→ **WRITTEN EXERCISE**: From the entries below, copy every line holding the word "localhost".

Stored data
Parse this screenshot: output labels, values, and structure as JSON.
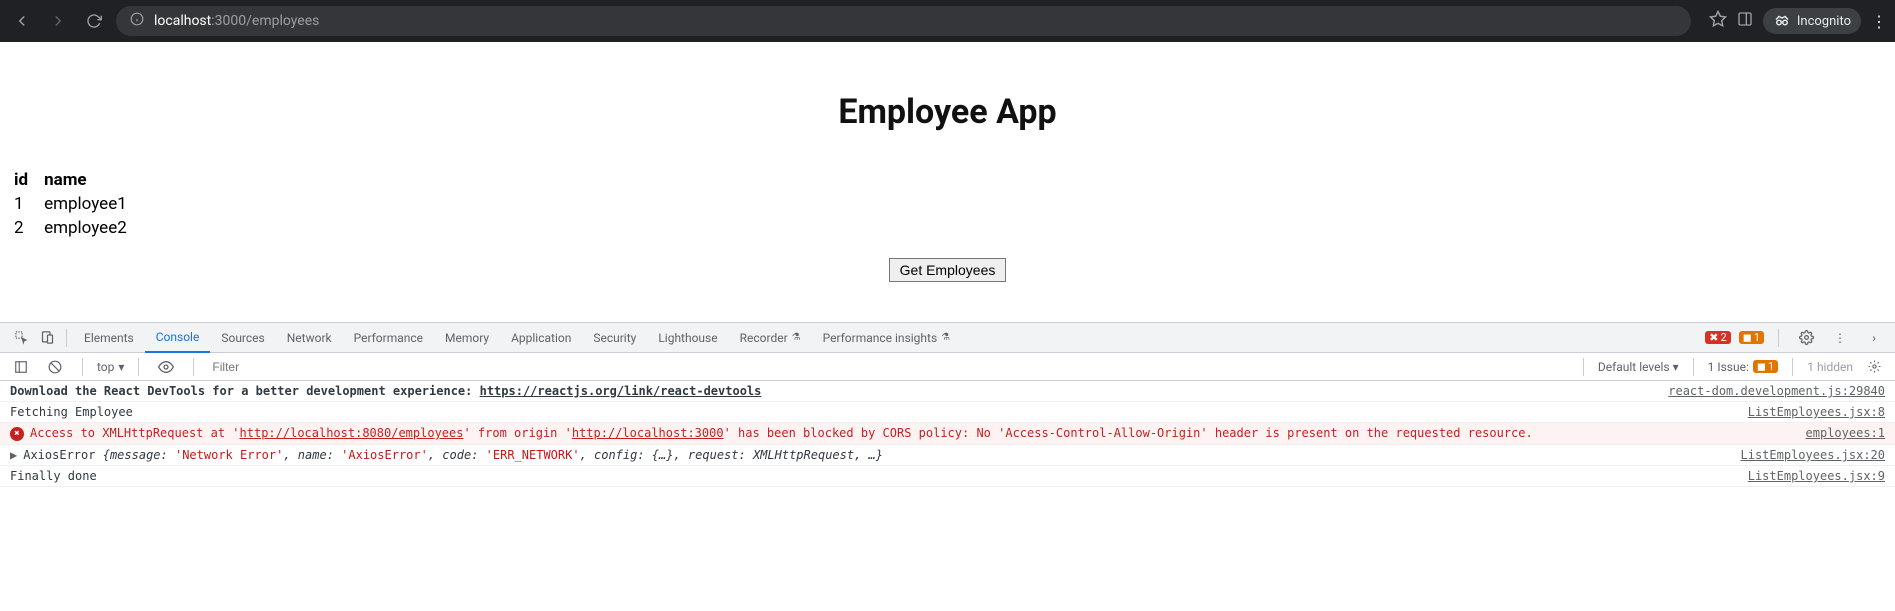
{
  "browser": {
    "url_host": "localhost",
    "url_port_path": ":3000/employees",
    "incognito_label": "Incognito"
  },
  "page": {
    "title": "Employee App",
    "table": {
      "headers": [
        "id",
        "name"
      ],
      "rows": [
        {
          "id": "1",
          "name": "employee1"
        },
        {
          "id": "2",
          "name": "employee2"
        }
      ]
    },
    "get_button_label": "Get Employees"
  },
  "devtools": {
    "tabs": {
      "elements": "Elements",
      "console": "Console",
      "sources": "Sources",
      "network": "Network",
      "performance": "Performance",
      "memory": "Memory",
      "application": "Application",
      "security": "Security",
      "lighthouse": "Lighthouse",
      "recorder": "Recorder",
      "perf_insights": "Performance insights"
    },
    "error_count": "2",
    "warn_count": "1",
    "console_bar": {
      "context": "top",
      "filter_placeholder": "Filter",
      "levels": "Default levels ▾",
      "issue_label": "1 Issue:",
      "issue_count": "1",
      "hidden_label": "1 hidden"
    },
    "logs": {
      "row0_msg_prefix": "Download the React DevTools for a better development experience: ",
      "row0_link": "https://reactjs.org/link/react-devtools",
      "row0_src": "react-dom.development.js:29840",
      "row1_msg": "Fetching Employee",
      "row1_src": "ListEmployees.jsx:8",
      "row2_prefix": "Access to XMLHttpRequest at '",
      "row2_url1": "http://localhost:8080/employees",
      "row2_mid": "' from origin '",
      "row2_url2": "http://localhost:3000",
      "row2_suffix": "' has been blocked by CORS policy: No 'Access-Control-Allow-Origin' header is present on the requested resource.",
      "row2_src": "employees:1",
      "row3_prefix": "AxiosError ",
      "row3_body_open": "{message: ",
      "row3_v1": "'Network Error'",
      "row3_k2": ", name: ",
      "row3_v2": "'AxiosError'",
      "row3_k3": ", code: ",
      "row3_v3": "'ERR_NETWORK'",
      "row3_rest": ", config: {…}, request: XMLHttpRequest, …}",
      "row3_src": "ListEmployees.jsx:20",
      "row4_msg": "Finally done",
      "row4_src": "ListEmployees.jsx:9"
    }
  }
}
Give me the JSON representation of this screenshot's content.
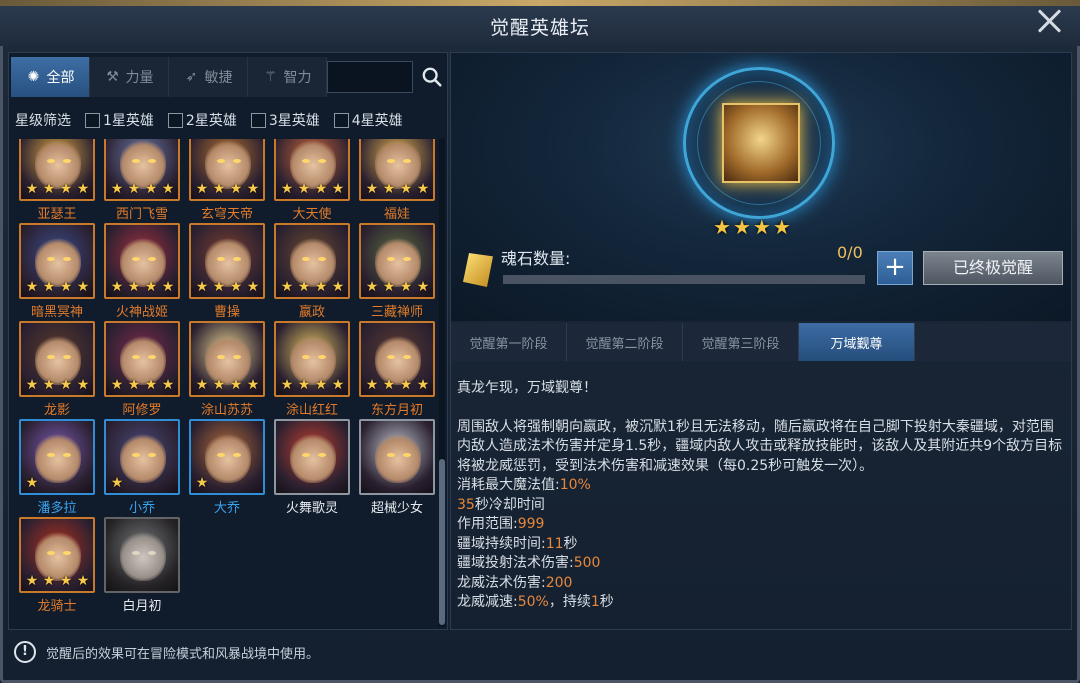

→ **TASK RESPONSE**:
    "url_host": "localhost",
      "row2_url1": "http://localhost:8080/employees",
      "row2_url2": "http://localhost:3000",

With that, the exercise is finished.